>> START

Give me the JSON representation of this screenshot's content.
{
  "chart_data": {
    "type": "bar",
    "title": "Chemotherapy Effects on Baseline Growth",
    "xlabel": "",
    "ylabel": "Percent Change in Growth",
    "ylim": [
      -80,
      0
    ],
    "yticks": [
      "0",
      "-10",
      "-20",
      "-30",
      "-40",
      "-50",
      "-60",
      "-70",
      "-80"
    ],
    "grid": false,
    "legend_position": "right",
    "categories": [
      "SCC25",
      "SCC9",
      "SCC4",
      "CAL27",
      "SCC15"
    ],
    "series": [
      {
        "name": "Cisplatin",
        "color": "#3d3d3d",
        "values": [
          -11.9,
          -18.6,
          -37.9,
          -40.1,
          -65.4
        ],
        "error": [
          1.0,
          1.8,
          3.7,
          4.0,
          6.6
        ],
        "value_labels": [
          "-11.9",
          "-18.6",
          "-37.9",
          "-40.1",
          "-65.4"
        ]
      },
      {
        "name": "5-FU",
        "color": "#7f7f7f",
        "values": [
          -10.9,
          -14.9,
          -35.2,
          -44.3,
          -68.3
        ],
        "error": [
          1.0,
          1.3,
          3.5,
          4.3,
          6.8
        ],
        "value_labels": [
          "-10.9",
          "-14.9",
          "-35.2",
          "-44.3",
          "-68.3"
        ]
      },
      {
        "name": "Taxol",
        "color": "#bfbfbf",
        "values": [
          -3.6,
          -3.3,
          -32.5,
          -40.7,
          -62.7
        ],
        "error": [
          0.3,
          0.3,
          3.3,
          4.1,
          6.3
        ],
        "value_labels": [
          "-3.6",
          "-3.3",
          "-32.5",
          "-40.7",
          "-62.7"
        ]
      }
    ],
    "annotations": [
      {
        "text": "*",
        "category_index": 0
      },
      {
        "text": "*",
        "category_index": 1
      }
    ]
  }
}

>> END

◆ EXERCISE DIRECTIONS: Repeat the entries above exactly, leaving nothing out.

◆ FINISHED ANSWER:
Give me the JSON representation of this screenshot's content.
{
  "chart_data": {
    "type": "bar",
    "title": "Chemotherapy Effects on Baseline Growth",
    "xlabel": "",
    "ylabel": "Percent Change in Growth",
    "ylim": [
      -80,
      0
    ],
    "yticks": [
      "0",
      "-10",
      "-20",
      "-30",
      "-40",
      "-50",
      "-60",
      "-70",
      "-80"
    ],
    "grid": false,
    "legend_position": "right",
    "categories": [
      "SCC25",
      "SCC9",
      "SCC4",
      "CAL27",
      "SCC15"
    ],
    "series": [
      {
        "name": "Cisplatin",
        "color": "#3d3d3d",
        "values": [
          -11.9,
          -18.6,
          -37.9,
          -40.1,
          -65.4
        ],
        "error": [
          1.0,
          1.8,
          3.7,
          4.0,
          6.6
        ],
        "value_labels": [
          "-11.9",
          "-18.6",
          "-37.9",
          "-40.1",
          "-65.4"
        ]
      },
      {
        "name": "5-FU",
        "color": "#7f7f7f",
        "values": [
          -10.9,
          -14.9,
          -35.2,
          -44.3,
          -68.3
        ],
        "error": [
          1.0,
          1.3,
          3.5,
          4.3,
          6.8
        ],
        "value_labels": [
          "-10.9",
          "-14.9",
          "-35.2",
          "-44.3",
          "-68.3"
        ]
      },
      {
        "name": "Taxol",
        "color": "#bfbfbf",
        "values": [
          -3.6,
          -3.3,
          -32.5,
          -40.7,
          -62.7
        ],
        "error": [
          0.3,
          0.3,
          3.3,
          4.1,
          6.3
        ],
        "value_labels": [
          "-3.6",
          "-3.3",
          "-32.5",
          "-40.7",
          "-62.7"
        ]
      }
    ],
    "annotations": [
      {
        "text": "*",
        "category_index": 0
      },
      {
        "text": "*",
        "category_index": 1
      }
    ]
  }
}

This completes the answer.